WHAT TO WORK ON: Your task is to copy every line of the records below that contains "размещать".

═════ RECORD EXCERPTS

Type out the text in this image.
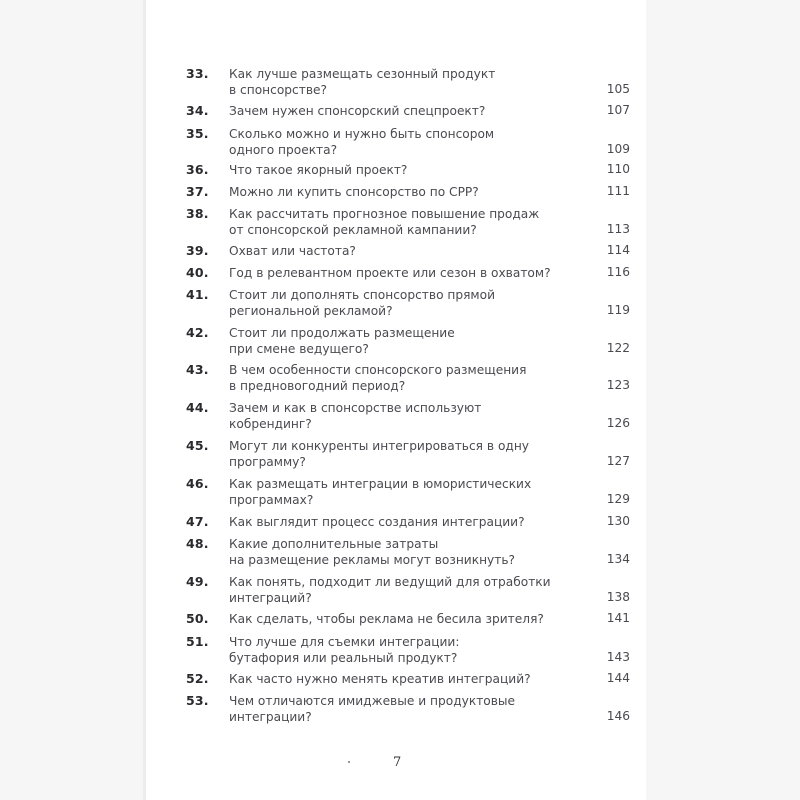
33. Как лучше размещать сезонный продукт
в спонсорстве?	105
34. Зачем нужен спонсорский спецпроект?	107
35. Сколько можно и нужно быть спонсором
одного проекта?	109
36. Что такое якорный проект?	110
37. Можно ли купить спонсорство по CPP?	111
38. Как рассчитать прогнозное повышение продаж
от спонсорской рекламной кампании?	113
39. Охват или частота?	114
40. Год в релевантном проекте или сезон в охватом?	116
41. Стоит ли дополнять спонсорство прямой
региональной рекламой?	119
42. Стоит ли продолжать размещение
при смене ведущего?	122
43. В чем особенности спонсорского размещения
в предновогодний период?	123
44. Зачем и как в спонсорстве используют
кобрендинг?	126
45. Могут ли конкуренты интегрироваться в одну
программу?	127
46. Как размещать интеграции в юмористических
программах?	129
47. Как выглядит процесс создания интеграции?	130
48. Какие дополнительные затраты
на размещение рекламы могут возникнуть?	134
49. Как понять, подходит ли ведущий для отработки
интеграций?	138
50. Как сделать, чтобы реклама не бесила зрителя?	141
51. Что лучше для съемки интеграции:
бутафория или реальный продукт?	143
52. Как часто нужно менять креатив интеграций?	144
53. Чем отличаются имиджевые и продуктовые
интеграции?	146
7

══════════

EXERCISE RESPONSE:
33. Как лучше размещать сезонный продукт
46. Как размещать интеграции в юмористических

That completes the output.